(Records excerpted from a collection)
•••

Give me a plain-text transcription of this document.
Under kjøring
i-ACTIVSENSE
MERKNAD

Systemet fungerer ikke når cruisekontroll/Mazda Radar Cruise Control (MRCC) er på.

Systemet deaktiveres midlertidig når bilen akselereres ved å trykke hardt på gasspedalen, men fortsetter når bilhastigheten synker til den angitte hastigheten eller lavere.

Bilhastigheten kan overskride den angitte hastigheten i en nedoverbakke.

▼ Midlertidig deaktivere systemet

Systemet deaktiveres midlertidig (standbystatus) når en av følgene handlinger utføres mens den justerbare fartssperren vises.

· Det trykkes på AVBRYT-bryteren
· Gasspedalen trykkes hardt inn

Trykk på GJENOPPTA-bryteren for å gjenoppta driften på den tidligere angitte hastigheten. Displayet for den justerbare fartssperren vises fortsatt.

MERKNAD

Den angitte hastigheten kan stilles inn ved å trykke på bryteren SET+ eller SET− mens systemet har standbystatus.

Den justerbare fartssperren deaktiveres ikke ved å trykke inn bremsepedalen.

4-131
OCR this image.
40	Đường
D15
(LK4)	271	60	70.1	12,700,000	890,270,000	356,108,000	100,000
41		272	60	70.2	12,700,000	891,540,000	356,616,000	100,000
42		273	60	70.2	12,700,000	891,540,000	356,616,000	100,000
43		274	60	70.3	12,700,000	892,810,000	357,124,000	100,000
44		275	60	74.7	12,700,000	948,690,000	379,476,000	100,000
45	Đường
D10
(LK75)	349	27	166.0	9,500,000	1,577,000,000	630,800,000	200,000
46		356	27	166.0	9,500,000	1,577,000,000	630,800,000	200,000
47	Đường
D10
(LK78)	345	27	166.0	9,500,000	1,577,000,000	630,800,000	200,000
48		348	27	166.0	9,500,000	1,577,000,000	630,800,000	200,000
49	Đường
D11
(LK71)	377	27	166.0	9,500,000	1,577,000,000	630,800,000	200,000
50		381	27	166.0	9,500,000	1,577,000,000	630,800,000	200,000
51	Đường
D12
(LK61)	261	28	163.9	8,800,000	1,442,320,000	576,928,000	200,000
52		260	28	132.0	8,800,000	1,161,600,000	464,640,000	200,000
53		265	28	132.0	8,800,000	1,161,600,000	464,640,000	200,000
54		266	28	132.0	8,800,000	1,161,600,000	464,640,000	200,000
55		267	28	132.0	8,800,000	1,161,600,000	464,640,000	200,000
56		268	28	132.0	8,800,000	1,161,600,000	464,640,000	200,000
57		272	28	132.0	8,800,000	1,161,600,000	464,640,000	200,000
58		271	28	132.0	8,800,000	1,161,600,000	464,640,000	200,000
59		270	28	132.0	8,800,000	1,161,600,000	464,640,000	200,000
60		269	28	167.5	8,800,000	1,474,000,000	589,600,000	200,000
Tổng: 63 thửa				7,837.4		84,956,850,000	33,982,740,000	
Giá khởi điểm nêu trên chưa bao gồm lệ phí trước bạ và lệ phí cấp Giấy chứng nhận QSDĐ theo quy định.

•••

**Exercise details**
Every entry above should be retyped exactly as shown.

**Result**
Give me a plain-text transcription of this document.
Under kjøring
i-ACTIVSENSE
MERKNAD

Systemet fungerer ikke når cruisekontroll/Mazda Radar Cruise Control (MRCC) er på.

Systemet deaktiveres midlertidig når bilen akselereres ved å trykke hardt på gasspedalen, men fortsetter når bilhastigheten synker til den angitte hastigheten eller lavere.

Bilhastigheten kan overskride den angitte hastigheten i en nedoverbakke.

▼ Midlertidig deaktivere systemet

Systemet deaktiveres midlertidig (standbystatus) når en av følgene handlinger utføres mens den justerbare fartssperren vises.

· Det trykkes på AVBRYT-bryteren
· Gasspedalen trykkes hardt inn

Trykk på GJENOPPTA-bryteren for å gjenoppta driften på den tidligere angitte hastigheten. Displayet for den justerbare fartssperren vises fortsatt.

MERKNAD

Den angitte hastigheten kan stilles inn ved å trykke på bryteren SET+ eller SET− mens systemet har standbystatus.

Den justerbare fartssperren deaktiveres ikke ved å trykke inn bremsepedalen.

4-131
OCR this image.
40	Đường
D15
(LK4)	271	60	70.1	12,700,000	890,270,000	356,108,000	100,000
41		272	60	70.2	12,700,000	891,540,000	356,616,000	100,000
42		273	60	70.2	12,700,000	891,540,000	356,616,000	100,000
43		274	60	70.3	12,700,000	892,810,000	357,124,000	100,000
44		275	60	74.7	12,700,000	948,690,000	379,476,000	100,000
45	Đường
D10
(LK75)	349	27	166.0	9,500,000	1,577,000,000	630,800,000	200,000
46		356	27	166.0	9,500,000	1,577,000,000	630,800,000	200,000
47	Đường
D10
(LK78)	345	27	166.0	9,500,000	1,577,000,000	630,800,000	200,000
48		348	27	166.0	9,500,000	1,577,000,000	630,800,000	200,000
49	Đường
D11
(LK71)	377	27	166.0	9,500,000	1,577,000,000	630,800,000	200,000
50		381	27	166.0	9,500,000	1,577,000,000	630,800,000	200,000
51	Đường
D12
(LK61)	261	28	163.9	8,800,000	1,442,320,000	576,928,000	200,000
52		260	28	132.0	8,800,000	1,161,600,000	464,640,000	200,000
53		265	28	132.0	8,800,000	1,161,600,000	464,640,000	200,000
54		266	28	132.0	8,800,000	1,161,600,000	464,640,000	200,000
55		267	28	132.0	8,800,000	1,161,600,000	464,640,000	200,000
56		268	28	132.0	8,800,000	1,161,600,000	464,640,000	200,000
57		272	28	132.0	8,800,000	1,161,600,000	464,640,000	200,000
58		271	28	132.0	8,800,000	1,161,600,000	464,640,000	200,000
59		270	28	132.0	8,800,000	1,161,600,000	464,640,000	200,000
60		269	28	167.5	8,800,000	1,474,000,000	589,600,000	200,000
Tổng: 63 thửa				7,837.4		84,956,850,000	33,982,740,000	
Giá khởi điểm nêu trên chưa bao gồm lệ phí trước bạ và lệ phí cấp Giấy chứng nhận QSDĐ theo quy định.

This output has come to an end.